GIVEN TASK – Only lines holding the word "ylabel" should be copied from the material.

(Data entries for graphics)
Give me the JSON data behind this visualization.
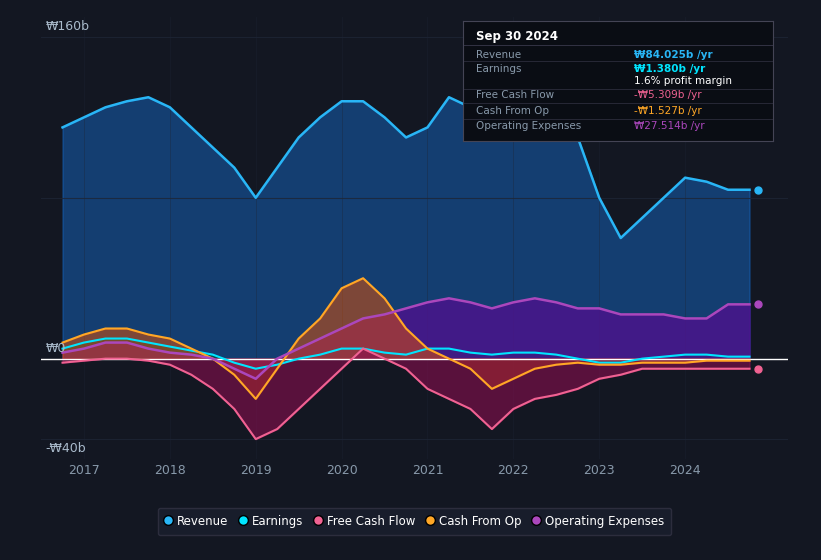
{
  "bg_color": "#131722",
  "plot_bg_color": "#131722",
  "grid_color": "#1e2535",
  "zero_line_color": "#ffffff",
  "y160_text": "₩160b",
  "y0_text": "₩0",
  "yn40_text": "-₩40b",
  "x_labels": [
    "2017",
    "2018",
    "2019",
    "2020",
    "2021",
    "2022",
    "2023",
    "2024"
  ],
  "legend_items": [
    "Revenue",
    "Earnings",
    "Free Cash Flow",
    "Cash From Op",
    "Operating Expenses"
  ],
  "legend_colors": [
    "#29b6f6",
    "#00e5ff",
    "#f06292",
    "#ffa726",
    "#ab47bc"
  ],
  "info_box": {
    "title": "Sep 30 2024",
    "rows": [
      {
        "label": "Revenue",
        "value": "₩84.025b /yr",
        "value_color": "#29b6f6"
      },
      {
        "label": "Earnings",
        "value": "₩1.380b /yr",
        "value_color": "#00e5ff"
      },
      {
        "label": "",
        "value": "1.6% profit margin",
        "value_color": "#ffffff"
      },
      {
        "label": "Free Cash Flow",
        "value": "-₩5.309b /yr",
        "value_color": "#f06292"
      },
      {
        "label": "Cash From Op",
        "value": "-₩1.527b /yr",
        "value_color": "#ffa726"
      },
      {
        "label": "Operating Expenses",
        "value": "₩27.514b /yr",
        "value_color": "#ab47bc"
      }
    ]
  },
  "x_data": [
    2016.75,
    2017.0,
    2017.25,
    2017.5,
    2017.75,
    2018.0,
    2018.25,
    2018.5,
    2018.75,
    2019.0,
    2019.25,
    2019.5,
    2019.75,
    2020.0,
    2020.25,
    2020.5,
    2020.75,
    2021.0,
    2021.25,
    2021.5,
    2021.75,
    2022.0,
    2022.25,
    2022.5,
    2022.75,
    2023.0,
    2023.25,
    2023.5,
    2023.75,
    2024.0,
    2024.25,
    2024.5,
    2024.75
  ],
  "revenue": [
    115,
    120,
    125,
    128,
    130,
    125,
    115,
    105,
    95,
    80,
    95,
    110,
    120,
    128,
    128,
    120,
    110,
    115,
    130,
    125,
    115,
    130,
    128,
    120,
    110,
    80,
    60,
    70,
    80,
    90,
    88,
    84,
    84
  ],
  "earnings": [
    5,
    8,
    10,
    10,
    8,
    6,
    4,
    2,
    -2,
    -5,
    -3,
    0,
    2,
    5,
    5,
    3,
    2,
    5,
    5,
    3,
    2,
    3,
    3,
    2,
    0,
    -2,
    -2,
    0,
    1,
    2,
    2,
    1,
    1
  ],
  "free_cash_flow": [
    -2,
    -1,
    0,
    0,
    -1,
    -3,
    -8,
    -15,
    -25,
    -40,
    -35,
    -25,
    -15,
    -5,
    5,
    0,
    -5,
    -15,
    -20,
    -25,
    -35,
    -25,
    -20,
    -18,
    -15,
    -10,
    -8,
    -5,
    -5,
    -5,
    -5,
    -5,
    -5
  ],
  "cash_from_op": [
    8,
    12,
    15,
    15,
    12,
    10,
    5,
    0,
    -8,
    -20,
    -5,
    10,
    20,
    35,
    40,
    30,
    15,
    5,
    0,
    -5,
    -15,
    -10,
    -5,
    -3,
    -2,
    -3,
    -3,
    -2,
    -2,
    -2,
    -1,
    -1,
    -1
  ],
  "operating_expenses": [
    3,
    5,
    8,
    8,
    5,
    3,
    2,
    0,
    -5,
    -10,
    0,
    5,
    10,
    15,
    20,
    22,
    25,
    28,
    30,
    28,
    25,
    28,
    30,
    28,
    25,
    25,
    22,
    22,
    22,
    20,
    20,
    27,
    27
  ],
  "ylim": [
    -50,
    170
  ],
  "xlim": [
    2016.5,
    2025.2
  ],
  "revenue_color": "#29b6f6",
  "revenue_fill": "#1565c0",
  "earnings_color": "#00e5ff",
  "earnings_fill": "#004d40",
  "fcf_color": "#f06292",
  "fcf_fill": "#880e4f",
  "cashop_color": "#ffa726",
  "cashop_fill": "#e65100",
  "opex_color": "#ab47bc",
  "opex_fill": "#4a148c"
}
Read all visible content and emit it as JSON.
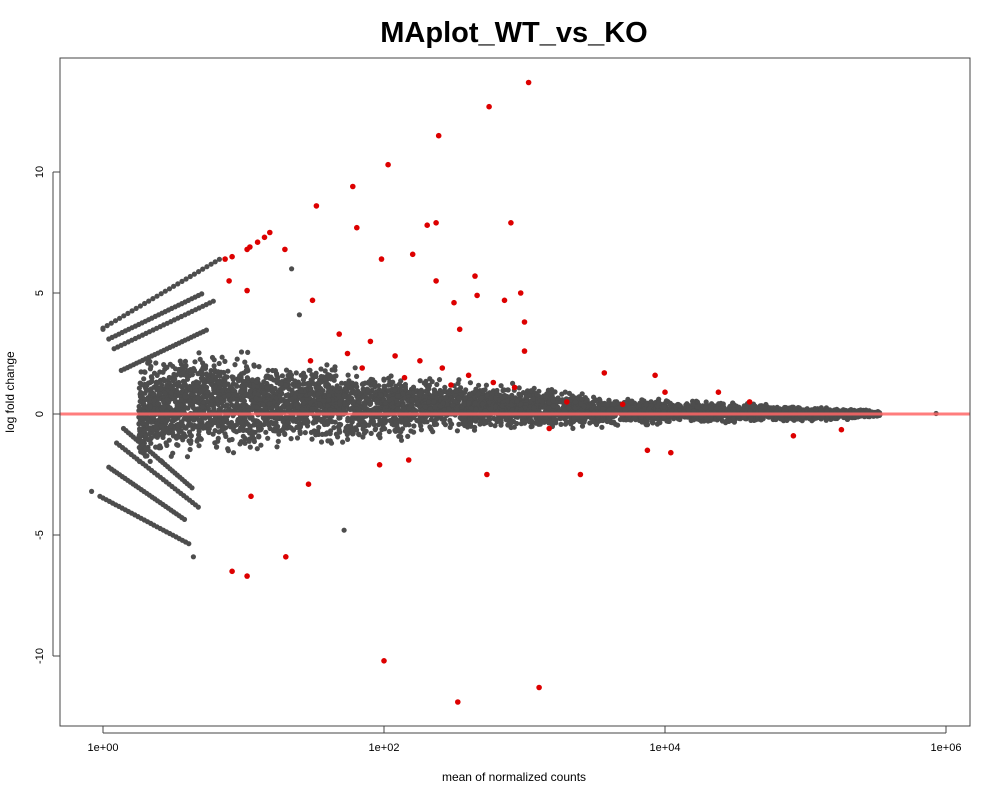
{
  "chart_data": {
    "type": "scatter",
    "title": "MAplot_WT_vs_KO",
    "xlabel": "mean of normalized counts",
    "ylabel": "log fold change",
    "x_scale": "log10",
    "xlim": [
      0.55,
      1500000
    ],
    "ylim": [
      -12.7,
      14.9
    ],
    "x_ticks": [
      {
        "value": 1,
        "label": "1e+00"
      },
      {
        "value": 100,
        "label": "1e+02"
      },
      {
        "value": 10000,
        "label": "1e+04"
      },
      {
        "value": 1000000,
        "label": "1e+06"
      }
    ],
    "y_ticks": [
      {
        "value": -10,
        "label": "-10"
      },
      {
        "value": -5,
        "label": "-5"
      },
      {
        "value": 0,
        "label": "0"
      },
      {
        "value": 5,
        "label": "5"
      },
      {
        "value": 10,
        "label": "10"
      }
    ],
    "grid": false,
    "reference_line": {
      "y": 0,
      "color": "#FF6666"
    },
    "colors": {
      "nonsignificant": "#4D4D4D",
      "significant": "#DD0000"
    },
    "nonsignificant_envelope": [
      [
        1.8,
        2.2,
        -2.3
      ],
      [
        4.9,
        3.0,
        -1.9
      ],
      [
        25,
        2.4,
        -1.5
      ],
      [
        130,
        1.8,
        -1.1
      ],
      [
        670,
        1.4,
        -0.75
      ],
      [
        3400,
        0.8,
        -0.6
      ],
      [
        17700,
        0.6,
        -0.45
      ],
      [
        90000,
        0.37,
        -0.33
      ],
      [
        200000,
        0.25,
        -0.25
      ],
      [
        340000,
        0.12,
        -0.1
      ]
    ],
    "nonsignificant_streaks": [
      [
        1,
        3.55,
        7.0,
        6.45
      ],
      [
        1.2,
        2.7,
        6.3,
        4.7
      ],
      [
        1.35,
        1.8,
        5.6,
        3.5
      ],
      [
        1.1,
        3.1,
        5.2,
        5.0
      ],
      [
        0.95,
        -3.4,
        4.2,
        -5.4
      ],
      [
        1.1,
        -2.2,
        3.9,
        -4.4
      ],
      [
        1.25,
        -1.2,
        4.9,
        -3.9
      ],
      [
        1.4,
        -0.6,
        4.4,
        -3.1
      ]
    ],
    "nonsignificant_points": [
      [
        0.83,
        -3.2
      ],
      [
        850000,
        0.02
      ],
      [
        4.4,
        -5.9
      ],
      [
        52,
        -4.8
      ],
      [
        3.9,
        2.0
      ],
      [
        1.0,
        3.5
      ],
      [
        22,
        6.0
      ],
      [
        25,
        4.1
      ]
    ],
    "significant_points": [
      [
        1070,
        13.7
      ],
      [
        560,
        12.7
      ],
      [
        245,
        11.5
      ],
      [
        107,
        10.3
      ],
      [
        60,
        9.4
      ],
      [
        33,
        8.6
      ],
      [
        235,
        7.9
      ],
      [
        800,
        7.9
      ],
      [
        64,
        7.7
      ],
      [
        203,
        7.8
      ],
      [
        7.4,
        6.4
      ],
      [
        8.3,
        6.5
      ],
      [
        10.6,
        6.8
      ],
      [
        11.1,
        6.9
      ],
      [
        12.6,
        7.1
      ],
      [
        14.1,
        7.3
      ],
      [
        15.4,
        7.5
      ],
      [
        19.7,
        6.8
      ],
      [
        96,
        6.4
      ],
      [
        160,
        6.6
      ],
      [
        444,
        5.7
      ],
      [
        235,
        5.5
      ],
      [
        940,
        5.0
      ],
      [
        720,
        4.7
      ],
      [
        460,
        4.9
      ],
      [
        31,
        4.7
      ],
      [
        7.9,
        5.5
      ],
      [
        10.6,
        5.1
      ],
      [
        315,
        4.6
      ],
      [
        1000,
        3.8
      ],
      [
        346,
        3.5
      ],
      [
        1000,
        2.6
      ],
      [
        48,
        3.3
      ],
      [
        80,
        3.0
      ],
      [
        120,
        2.4
      ],
      [
        180,
        2.2
      ],
      [
        260,
        1.9
      ],
      [
        400,
        1.6
      ],
      [
        600,
        1.3
      ],
      [
        850,
        1.1
      ],
      [
        30,
        2.2
      ],
      [
        55,
        2.5
      ],
      [
        70,
        1.9
      ],
      [
        140,
        1.5
      ],
      [
        300,
        1.2
      ],
      [
        100,
        -10.2
      ],
      [
        335,
        -11.9
      ],
      [
        1270,
        -11.3
      ],
      [
        20,
        -5.9
      ],
      [
        10.6,
        -6.7
      ],
      [
        8.3,
        -6.5
      ],
      [
        11.3,
        -3.4
      ],
      [
        29,
        -2.9
      ],
      [
        93,
        -2.1
      ],
      [
        540,
        -2.5
      ],
      [
        2500,
        -2.5
      ],
      [
        150,
        -1.9
      ],
      [
        7500,
        -1.5
      ],
      [
        11000,
        -1.6
      ],
      [
        82000,
        -0.9
      ],
      [
        8500,
        1.6
      ],
      [
        3700,
        1.7
      ],
      [
        10000,
        0.9
      ],
      [
        24000,
        0.9
      ],
      [
        180000,
        -0.65
      ],
      [
        2000,
        0.5
      ],
      [
        1500,
        -0.6
      ],
      [
        5000,
        0.4
      ],
      [
        40000,
        0.5
      ]
    ]
  }
}
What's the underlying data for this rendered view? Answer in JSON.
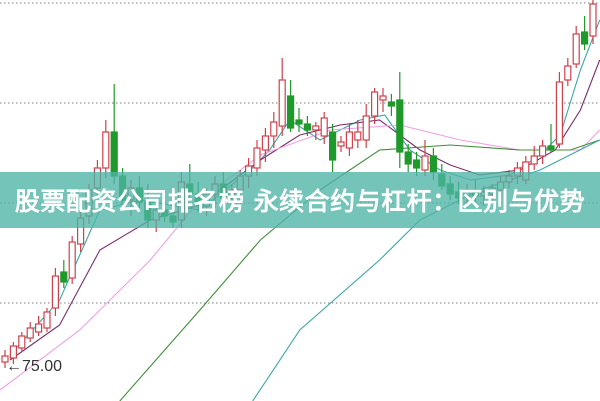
{
  "title": "股票配资公司排名榜 永续合约与杠杆：区别与优势",
  "chart_data": {
    "type": "candlestick",
    "title": "股票配资公司排名榜 永续合约与杠杆：区别与优势",
    "price_marker": {
      "label": "75.00",
      "value": 75.0,
      "bar_index": 1
    },
    "grid": true,
    "gridlines": [
      93.25,
      88.25,
      83.25,
      78.25
    ],
    "ylim": [
      71.35,
      93.4
    ],
    "colors": {
      "up": "#d0414b",
      "down": "#1f9a2a",
      "ma5": "#3aa8a6",
      "ma10": "#7a2d6e",
      "ma20": "#f0a0e6",
      "ma30": "#3f8f3a",
      "ma60": "#3aa6a8",
      "grid": "#999999",
      "banner": "#4eb4a5"
    },
    "candles_ohlc": [
      [
        75.3,
        75.9,
        75.0,
        75.6
      ],
      [
        75.5,
        76.3,
        75.2,
        76.1
      ],
      [
        76.0,
        76.8,
        75.8,
        76.6
      ],
      [
        76.5,
        77.3,
        76.3,
        77.0
      ],
      [
        76.8,
        77.6,
        76.6,
        77.2
      ],
      [
        77.0,
        78.0,
        76.8,
        77.8
      ],
      [
        78.0,
        80.0,
        77.6,
        79.6
      ],
      [
        79.8,
        80.4,
        79.0,
        79.3
      ],
      [
        79.5,
        81.6,
        79.2,
        81.3
      ],
      [
        81.2,
        82.8,
        80.8,
        82.5
      ],
      [
        82.6,
        84.2,
        82.2,
        83.9
      ],
      [
        84.0,
        85.4,
        83.5,
        85.0
      ],
      [
        85.0,
        87.4,
        84.5,
        86.8
      ],
      [
        86.8,
        89.2,
        84.2,
        84.6
      ],
      [
        84.6,
        85.0,
        83.2,
        83.4
      ],
      [
        83.4,
        84.4,
        82.6,
        84.0
      ],
      [
        84.0,
        84.6,
        83.0,
        83.3
      ],
      [
        83.3,
        84.2,
        82.0,
        82.4
      ],
      [
        82.4,
        83.2,
        81.8,
        82.9
      ],
      [
        82.9,
        83.4,
        82.3,
        82.6
      ],
      [
        82.6,
        83.2,
        82.0,
        82.3
      ],
      [
        82.4,
        84.8,
        82.0,
        84.3
      ],
      [
        84.2,
        85.2,
        83.4,
        83.7
      ],
      [
        83.7,
        84.3,
        82.8,
        83.1
      ],
      [
        83.1,
        84.0,
        82.6,
        83.7
      ],
      [
        83.7,
        84.6,
        83.0,
        84.2
      ],
      [
        84.2,
        84.8,
        83.2,
        83.5
      ],
      [
        83.5,
        84.2,
        82.8,
        83.9
      ],
      [
        83.9,
        84.9,
        83.4,
        84.6
      ],
      [
        84.6,
        85.5,
        84.0,
        85.1
      ],
      [
        85.0,
        86.4,
        84.6,
        86.0
      ],
      [
        85.9,
        87.0,
        85.3,
        86.6
      ],
      [
        86.6,
        87.8,
        86.0,
        87.3
      ],
      [
        87.1,
        90.5,
        86.6,
        89.4
      ],
      [
        88.6,
        89.4,
        86.8,
        87.0
      ],
      [
        87.4,
        88.0,
        86.8,
        87.2
      ],
      [
        87.2,
        87.6,
        86.6,
        86.9
      ],
      [
        86.9,
        87.3,
        86.4,
        87.1
      ],
      [
        86.6,
        87.8,
        86.2,
        87.5
      ],
      [
        86.8,
        87.2,
        84.8,
        85.4
      ],
      [
        86.1,
        86.6,
        85.8,
        86.3
      ],
      [
        86.0,
        87.2,
        85.6,
        86.8
      ],
      [
        86.4,
        87.4,
        86.0,
        86.8
      ],
      [
        86.4,
        88.2,
        86.0,
        87.6
      ],
      [
        87.6,
        89.0,
        87.2,
        88.8
      ],
      [
        88.4,
        89.0,
        87.8,
        88.6
      ],
      [
        88.3,
        88.7,
        87.6,
        88.1
      ],
      [
        88.4,
        89.8,
        85.0,
        85.8
      ],
      [
        85.8,
        86.2,
        84.8,
        85.2
      ],
      [
        85.4,
        85.8,
        84.6,
        85.0
      ],
      [
        84.9,
        86.4,
        84.6,
        85.6
      ],
      [
        85.6,
        86.0,
        84.4,
        84.8
      ],
      [
        84.7,
        85.2,
        83.9,
        84.1
      ],
      [
        84.2,
        84.6,
        83.4,
        83.7
      ],
      [
        83.8,
        84.3,
        83.2,
        83.5
      ],
      [
        83.6,
        84.2,
        83.0,
        83.9
      ],
      [
        83.9,
        84.4,
        83.3,
        83.6
      ],
      [
        83.6,
        84.1,
        83.1,
        83.8
      ],
      [
        83.7,
        84.2,
        83.2,
        84.0
      ],
      [
        83.9,
        84.6,
        83.6,
        84.3
      ],
      [
        84.3,
        84.9,
        84.0,
        84.6
      ],
      [
        84.6,
        85.3,
        84.2,
        85.0
      ],
      [
        84.4,
        85.6,
        84.2,
        85.3
      ],
      [
        85.2,
        86.1,
        84.9,
        85.6
      ],
      [
        85.6,
        86.4,
        85.2,
        86.1
      ],
      [
        86.1,
        87.2,
        85.8,
        85.9
      ],
      [
        86.2,
        89.8,
        86.0,
        89.3
      ],
      [
        89.4,
        90.5,
        89.1,
        90.1
      ],
      [
        90.2,
        92.1,
        90.0,
        91.7
      ],
      [
        91.8,
        92.6,
        90.9,
        91.2
      ],
      [
        91.6,
        93.4,
        91.2,
        93.2
      ]
    ],
    "moving_averages": [
      {
        "key": "ma5",
        "points": [
          [
            0.6,
            75.65
          ],
          [
            6.5,
            78.4
          ],
          [
            11.3,
            82.9
          ],
          [
            16.1,
            83.4
          ],
          [
            23.2,
            82.9
          ],
          [
            29.2,
            84.9
          ],
          [
            31.5,
            85.9
          ],
          [
            33.9,
            87.4
          ],
          [
            37.5,
            86.4
          ],
          [
            42.3,
            87.4
          ],
          [
            45.2,
            87.65
          ],
          [
            48.2,
            85.9
          ],
          [
            51.8,
            84.9
          ],
          [
            55.4,
            84.4
          ],
          [
            60.1,
            84.65
          ],
          [
            63.7,
            85.65
          ],
          [
            66.1,
            86.65
          ],
          [
            68.5,
            89.9
          ],
          [
            70.8,
            92.4
          ]
        ]
      },
      {
        "key": "ma10",
        "points": [
          [
            0.6,
            75.4
          ],
          [
            6.5,
            77.15
          ],
          [
            11.3,
            80.9
          ],
          [
            17.3,
            82.4
          ],
          [
            23.2,
            83.15
          ],
          [
            30.4,
            85.4
          ],
          [
            35.1,
            86.65
          ],
          [
            39.9,
            87.15
          ],
          [
            44.6,
            87.4
          ],
          [
            49.4,
            85.9
          ],
          [
            53,
            85.15
          ],
          [
            56.5,
            84.65
          ],
          [
            61.3,
            84.9
          ],
          [
            65.5,
            85.9
          ],
          [
            68.5,
            87.9
          ],
          [
            70.8,
            90.4
          ]
        ]
      },
      {
        "key": "ma20",
        "points": [
          [
            -0.6,
            73.9
          ],
          [
            8.9,
            76.9
          ],
          [
            17.3,
            80.4
          ],
          [
            23.2,
            83.4
          ],
          [
            30.4,
            85.65
          ],
          [
            38.7,
            86.9
          ],
          [
            47,
            87.15
          ],
          [
            54.2,
            86.4
          ],
          [
            61.3,
            85.9
          ],
          [
            68.5,
            85.9
          ],
          [
            70.8,
            86.9
          ]
        ]
      },
      {
        "key": "ma30",
        "points": [
          [
            10.1,
            71.65
          ],
          [
            23.2,
            77.9
          ],
          [
            30.4,
            81.4
          ],
          [
            37.5,
            83.9
          ],
          [
            44.6,
            85.9
          ],
          [
            53,
            86.15
          ],
          [
            61.3,
            85.9
          ],
          [
            67.3,
            85.9
          ],
          [
            70.8,
            86.4
          ]
        ]
      },
      {
        "key": "ma60",
        "points": [
          [
            26.8,
            71.65
          ],
          [
            35.1,
            76.9
          ],
          [
            44.6,
            80.4
          ],
          [
            49.4,
            82.4
          ],
          [
            56.5,
            83.9
          ],
          [
            63.7,
            84.9
          ],
          [
            70.8,
            86.4
          ]
        ]
      }
    ]
  }
}
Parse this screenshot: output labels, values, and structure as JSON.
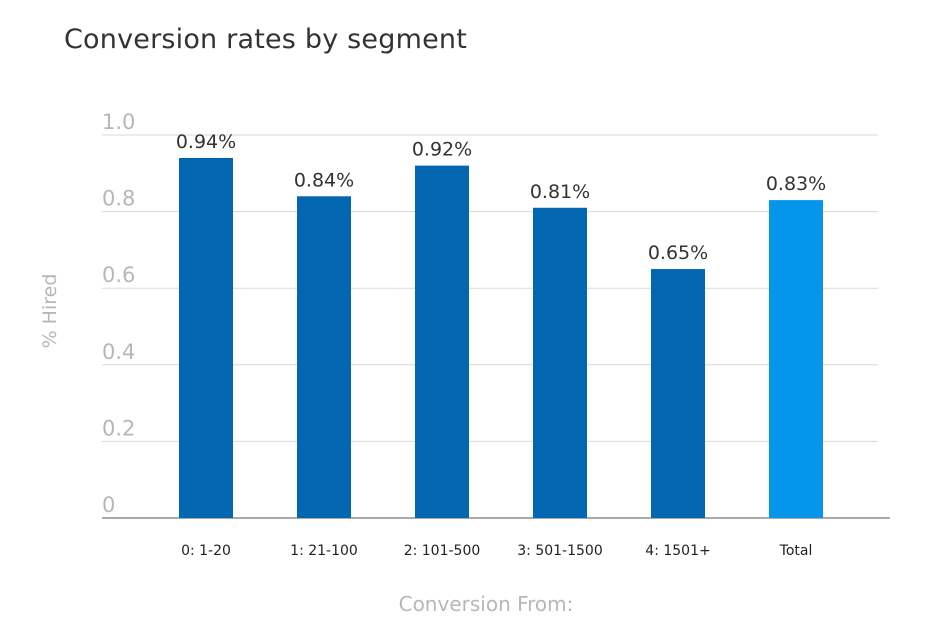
{
  "chart_data": {
    "type": "bar",
    "title": "Conversion rates by segment",
    "xlabel": "Conversion From:",
    "ylabel": "% Hired",
    "ylim": [
      0,
      1.0
    ],
    "yticks": [
      "0",
      "0.2",
      "0.4",
      "0.6",
      "0.8",
      "1.0"
    ],
    "grid": true,
    "categories": [
      "0: 1-20",
      "1: 21-100",
      "2: 101-500",
      "3: 501-1500",
      "4: 1501+",
      "Total"
    ],
    "values": [
      0.94,
      0.84,
      0.92,
      0.81,
      0.65,
      0.83
    ],
    "data_labels": [
      "0.94%",
      "0.84%",
      "0.92%",
      "0.81%",
      "0.65%",
      "0.83%"
    ],
    "bar_colors": [
      "#0366B0",
      "#0366B0",
      "#0366B0",
      "#0366B0",
      "#0366B0",
      "#0595EA"
    ]
  },
  "colors": {
    "title": "#333333",
    "axis_text": "#b7b7b7",
    "grid": "#d9d9d9",
    "baseline": "#aaaaaa",
    "data_label": "#333333",
    "category_label": "#222222"
  }
}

SOLUTION FOR THIS TASK –
    "ylabel": "log fold change",
    "ylabel": "% Hired",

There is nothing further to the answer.